- EXCERPTED TEXT:
——————————

What if you lived in a culture where an alternative family structure was the norm?
Last week, we talked about modern family structures in the West.
We noted that the West’s norm of a nuclear family with father + mother + children is evolving.
While such a family is still the norm, same-sex couples can adopt, divorce is more common, leading to patchwork families, and family structures that were once considered “alternative” are becoming more mainstream.
But, as we also noted in last week’s post, alternative family structures aren’t really new or modern at all.
Anthropologist Arthur J. Rubel of the University of Alaska delved into the “alternative” lifestyles of the Inuit and Aleut peoples of Alaska and Greenland.
In 1961, he put forth a summary of his and others’ findings, the field research of which dated back to 1888.
In his published article, he tells about the relations between Komallik Eskimos, who researchers noted would exchange their wives usually for not more than one night at a time.
Moreover, regarding the Eskimos nearer the Bering Strait, he writes:
“It is a common custom for two men living in different villages to agree to become bond-fellows or brothers by adoption. Having made this arrangement, whenever one of the two men goes to the other’s village he is received as the bond brother’s guest and is given the use of his host’s bed with his wife during his stay.”

——————————

(Region annotation records)

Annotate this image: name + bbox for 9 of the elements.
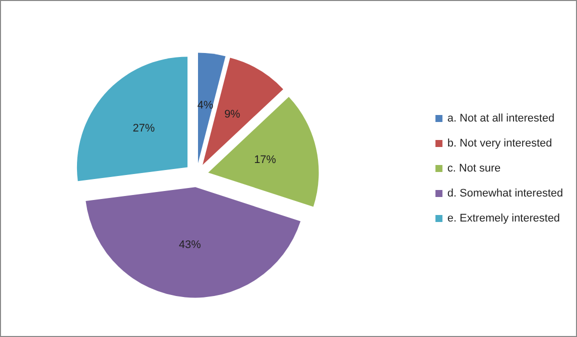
legend-label: e. Extremely interested (447, 212, 560, 224)
data-label: 43% (178, 239, 202, 252)
legend-label: a. Not at all interested (447, 112, 554, 124)
data-label: 17% (254, 154, 276, 166)
legend-label: c. Not sure (447, 162, 501, 174)
legend-label: d. Somewhat interested (447, 188, 564, 200)
data-label: 27% (132, 122, 156, 135)
legend-label: b. Not very interested (447, 138, 552, 150)
data-label: 9% (224, 108, 240, 121)
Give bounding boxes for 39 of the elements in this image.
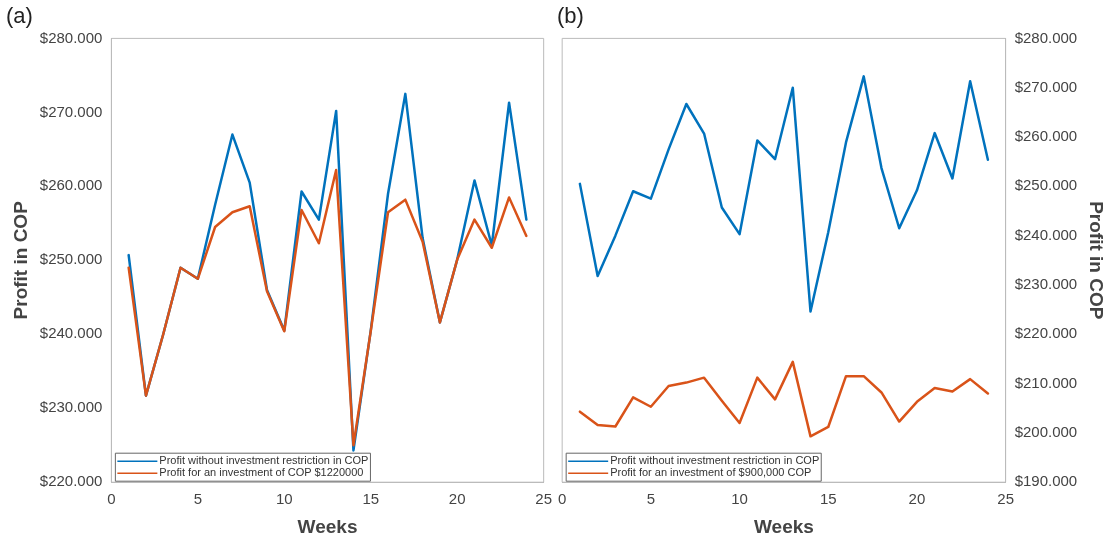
y-tick-label: $220.000 [39,472,103,490]
y-tick-label: $280.000 [39,28,103,46]
y2-tick-label: $280.000 [1014,28,1078,46]
x-tick-label: 10 [275,490,293,508]
x-tick-label: 20 [908,490,926,508]
chart-title: (b) [557,3,584,29]
y2-tick-label: $230.000 [1014,275,1078,293]
x-tick-label: 25 [997,490,1014,508]
y-tick-label: $240.000 [39,324,103,342]
y-tick-label: $260.000 [39,176,103,194]
y2-tick-label: $200.000 [1014,423,1078,441]
x-tick-label: 5 [646,490,656,508]
legend-label: Profit for an investment of COP $1220000 [159,466,364,479]
x-tick-label: 20 [448,490,466,508]
x-tick-label: 10 [731,490,748,508]
x-tick-label: 15 [819,490,837,508]
y-axis-title: Profit in COP [9,200,31,320]
legend-label: Profit for an investment of $900,000 COP [610,466,812,479]
x-tick-label: 5 [193,490,202,508]
y2-tick-label: $250.000 [1014,176,1078,194]
chart-title: (a) [6,3,33,29]
legend-label: Profit without investment restriction in COP [610,454,820,467]
x-axis-title: Weeks [297,515,358,537]
x-tick-label: 25 [535,490,552,508]
x-tick-label: 0 [558,490,567,508]
x-axis-title: Weeks [753,515,814,537]
y2-tick-label: $220.000 [1014,324,1078,342]
y2-tick-label: $190.000 [1014,472,1078,490]
y2-tick-label: $260.000 [1014,127,1078,145]
y2-tick-label: $270.000 [1014,77,1078,95]
legend-label: Profit without investment restriction in COP [159,454,369,467]
y2-axis-title: Profit in COP [1086,201,1108,320]
x-tick-label: 0 [107,490,116,508]
y-tick-label: $230.000 [39,398,103,416]
y-tick-label: $270.000 [39,102,103,120]
y2-tick-label: $240.000 [1014,225,1078,243]
y2-tick-label: $210.000 [1014,373,1078,391]
x-tick-label: 15 [362,490,380,508]
y-tick-label: $250.000 [39,250,103,268]
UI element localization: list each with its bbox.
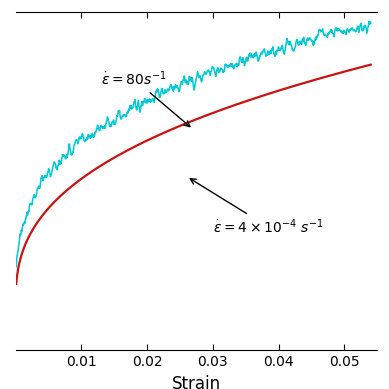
X-axis label: Strain: Strain (172, 375, 221, 389)
Text: $\dot{\varepsilon} = 4 \times10^{-4}\ s^{-1}$: $\dot{\varepsilon} = 4 \times10^{-4}\ s^… (190, 179, 324, 236)
Text: $\dot{\varepsilon} = 80s^{-1}$: $\dot{\varepsilon} = 80s^{-1}$ (101, 70, 190, 126)
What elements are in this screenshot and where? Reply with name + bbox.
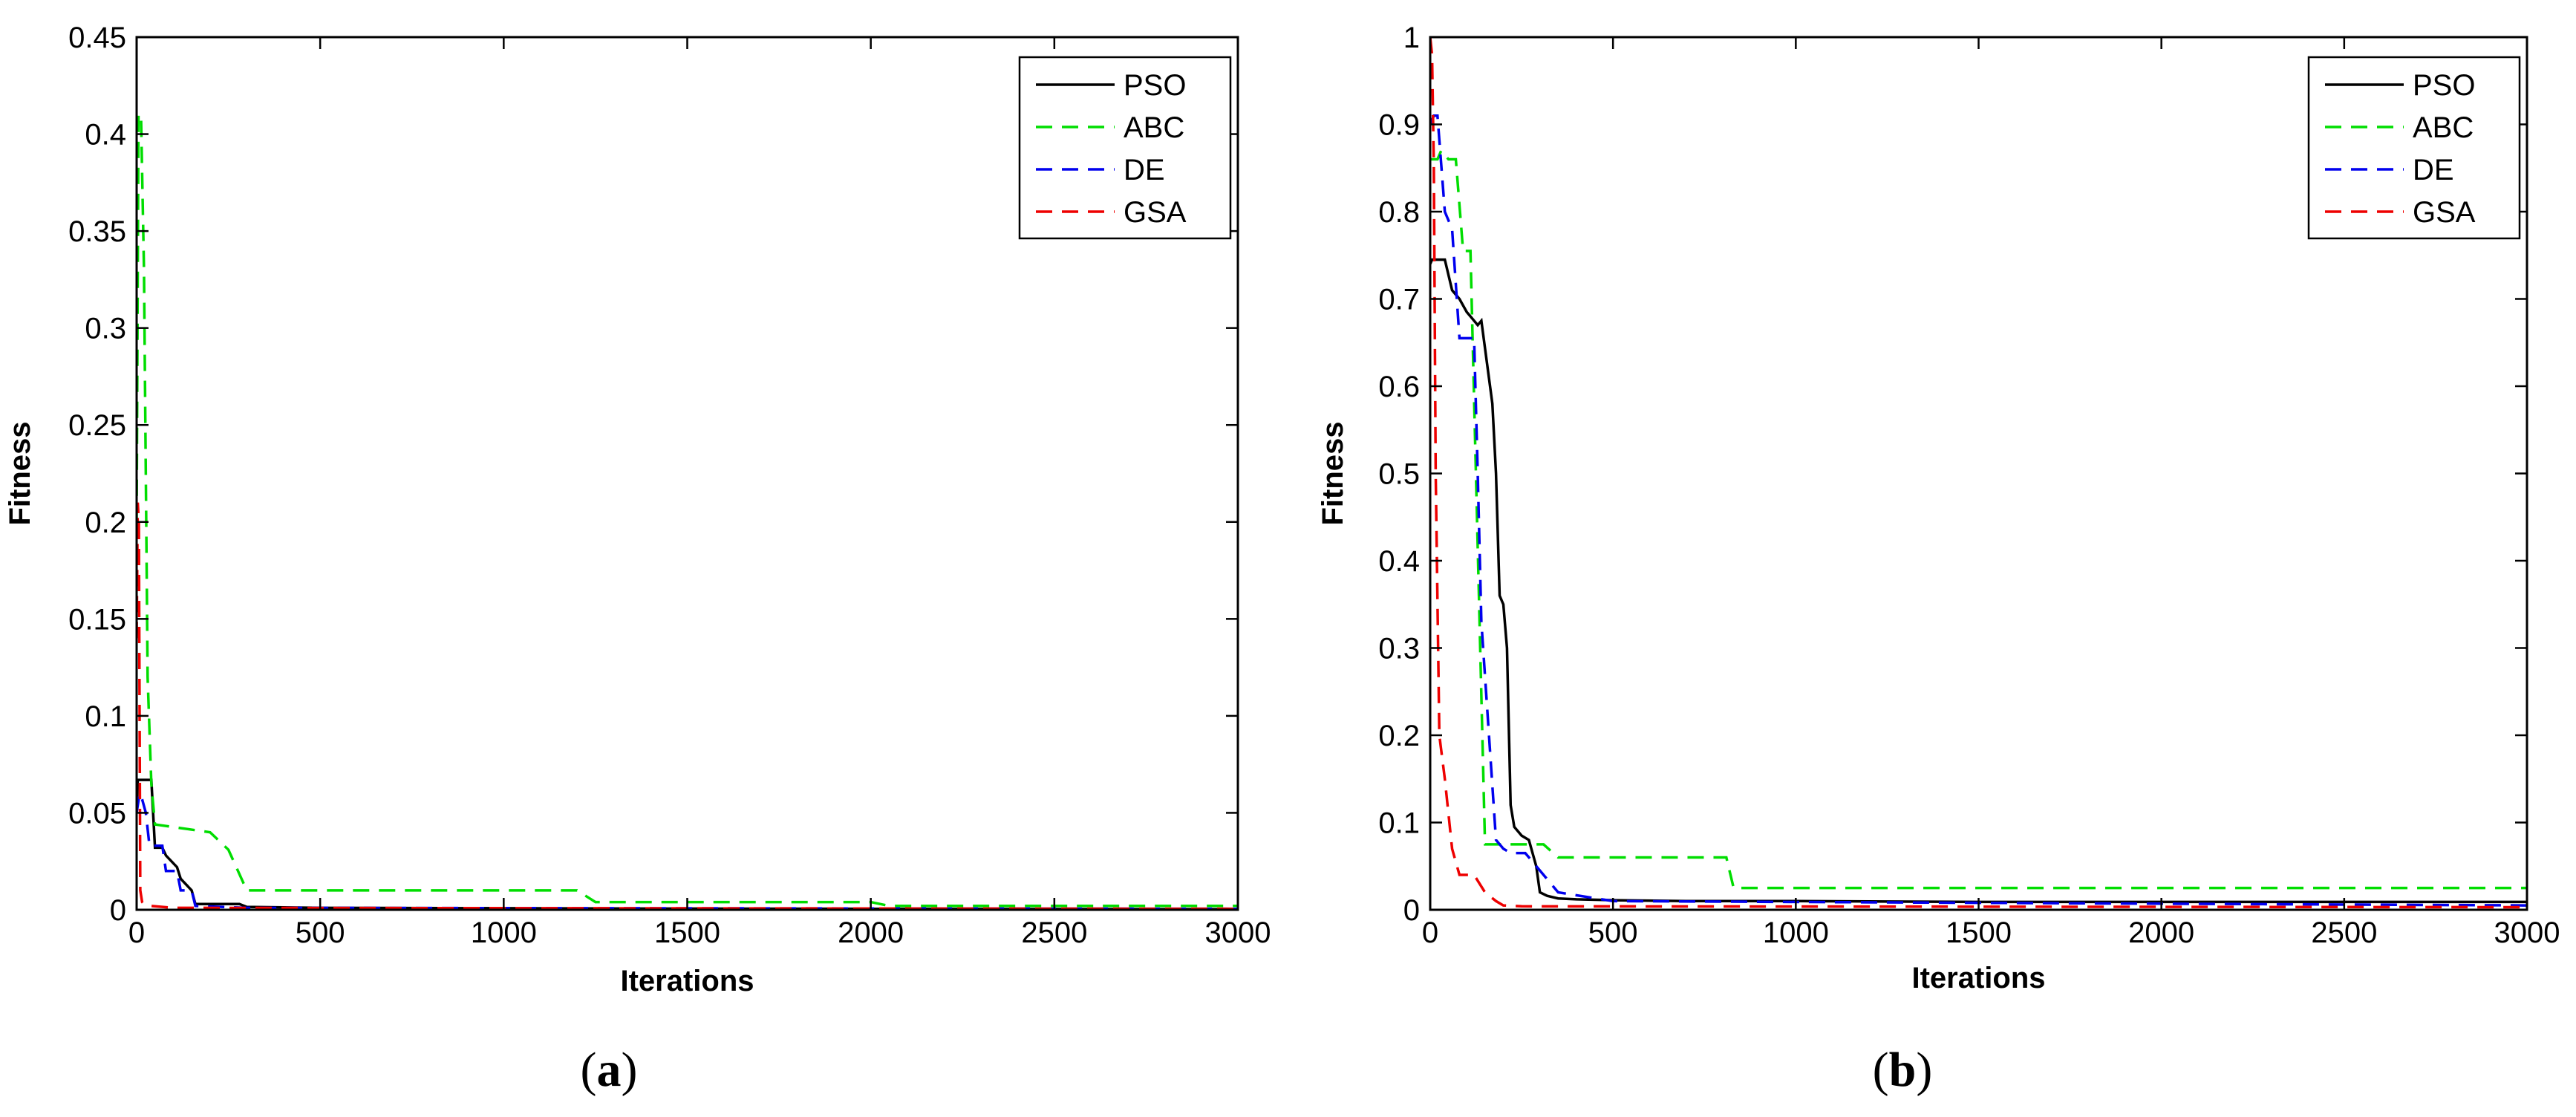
series-line-gsa — [1430, 37, 2527, 909]
x-tick-label: 1500 — [1946, 916, 2012, 949]
panel-label: (b) — [1873, 1043, 1933, 1097]
x-tick-label: 2000 — [2128, 916, 2194, 949]
x-tick-label: 1500 — [654, 916, 720, 949]
x-tick-label: 3000 — [1205, 916, 1271, 949]
legend-label-pso: PSO — [1124, 69, 1186, 102]
y-tick-label: 0 — [110, 894, 126, 927]
legend-label-gsa: GSA — [2413, 196, 2476, 229]
y-tick-label: 0.7 — [1378, 284, 1420, 316]
legend-box — [2307, 56, 2521, 240]
legend-label-gsa: GSA — [1124, 196, 1187, 229]
y-tick-label: 0.4 — [1378, 545, 1420, 578]
x-tick-label: 1000 — [1763, 916, 1829, 949]
y-axis-title: Fitness — [1317, 421, 1349, 525]
panel-label: (a) — [581, 1043, 638, 1097]
chart-panel-b: 0 500 1000 1500 2000 2500 3000 0 0.1 0.2 0.3 0.4 0.5… — [1317, 22, 2560, 1097]
x-tick-label: 0 — [128, 916, 145, 949]
y-tick-label: 0.2 — [1378, 720, 1420, 752]
y-tick-label: 0.25 — [68, 409, 126, 442]
y-tick-label: 0.15 — [68, 603, 126, 636]
legend-label-de: DE — [1124, 154, 1165, 186]
series-line-de — [1430, 114, 2527, 907]
legend: PSO ABC DE GSA — [1018, 56, 1232, 240]
x-tick-label: 500 — [1588, 916, 1638, 949]
legend-label-de: DE — [2413, 154, 2454, 186]
panel-label-letter: a — [597, 1043, 622, 1097]
panel-label-close: ) — [622, 1043, 638, 1097]
x-axis-title: Iterations — [620, 965, 754, 997]
y-tick-label: 0.35 — [68, 215, 126, 248]
x-axis-title: Iterations — [1911, 962, 2045, 994]
series-line-pso — [137, 778, 1238, 910]
series-line-pso — [1430, 258, 2527, 904]
y-tick-label: 0 — [1403, 894, 1420, 927]
y-tick-label: 0.4 — [85, 119, 126, 152]
series-line-abc — [137, 113, 1238, 908]
x-tick-label: 1000 — [471, 916, 537, 949]
legend: PSO ABC DE GSA — [2307, 56, 2521, 240]
panel-label-close: ) — [1916, 1043, 1932, 1097]
y-tick-label: 0.3 — [1378, 633, 1420, 665]
legend-label-pso: PSO — [2413, 69, 2475, 102]
panel-label-letter: b — [1889, 1043, 1917, 1097]
legend-label-abc: ABC — [1124, 111, 1184, 144]
y-tick-label: 0.9 — [1378, 109, 1420, 142]
y-tick-label: 0.45 — [68, 22, 126, 54]
panel-label-open: ( — [581, 1043, 597, 1097]
y-axis-title: Fitness — [4, 421, 36, 525]
x-tick-label: 0 — [1422, 916, 1438, 949]
panel-label-open: ( — [1873, 1043, 1889, 1097]
series-line-de — [137, 789, 1238, 910]
y-tick-label: 0.2 — [85, 507, 126, 539]
series-line-gsa — [137, 502, 1238, 910]
y-tick-label: 0.05 — [68, 797, 126, 830]
legend-box — [1018, 56, 1232, 240]
y-tick-label: 0.1 — [85, 700, 126, 733]
y-tick-label: 0.1 — [1378, 807, 1420, 840]
chart-panel-a: 0 500 1000 1500 2000 2500 3000 0 0.05 0.1 0.15 0.2 0… — [4, 22, 1271, 1097]
legend-label-abc: ABC — [2413, 111, 2474, 144]
y-tick-label: 0.6 — [1378, 371, 1420, 403]
y-tick-label: 1 — [1403, 22, 1420, 54]
series-line-abc — [1430, 148, 2527, 890]
x-tick-label: 3000 — [2494, 916, 2560, 949]
y-tick-label: 0.8 — [1378, 196, 1420, 229]
x-tick-label: 500 — [296, 916, 345, 949]
y-tick-label: 0.3 — [85, 313, 126, 345]
x-tick-label: 2000 — [838, 916, 904, 949]
x-tick-label: 2500 — [2311, 916, 2377, 949]
x-tick-label: 2500 — [1021, 916, 1087, 949]
y-tick-label: 0.5 — [1378, 458, 1420, 491]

——————————

Resume the essay on alternative family structures above, continuing directly after its final quoted passage about bond brothers near the Bering Strait.

- IN RESPONSE:
He further notes that, on St. Lawrence Island, the wife-exchange was considered a special ceremony with the tribe’s religious system incorporated into the exchange.
“This ceremony, called the kaezivas, implicated the closest kinsmen and their wives.”
You can take this anthropological study with a grain of salt. Remember, Rubel was looking at it through his own cultural lens, which can often distort things.
When interpreting anthropological studies, it’s important to note that the researcher’s own culture – with all the values and norms that accompany it – often drives the narrative.
This study, for instance, was proven to be exaggerated. Contrary to what was presented in the published study, the wife-exchange was not a widespread custom. And, although such behaviors did occur, they were often more complex and practical than described.
For example, when a man who lived near the river wanted to hunt game for a season, and another who lived in the woods wanted to fish for salmon, they might exchange places – and wives – because the hunter’s wife would be happier cleaning hides, while the fisherman’s wife would prefer preparing fish.
So, there was often practicality at play with this behavior.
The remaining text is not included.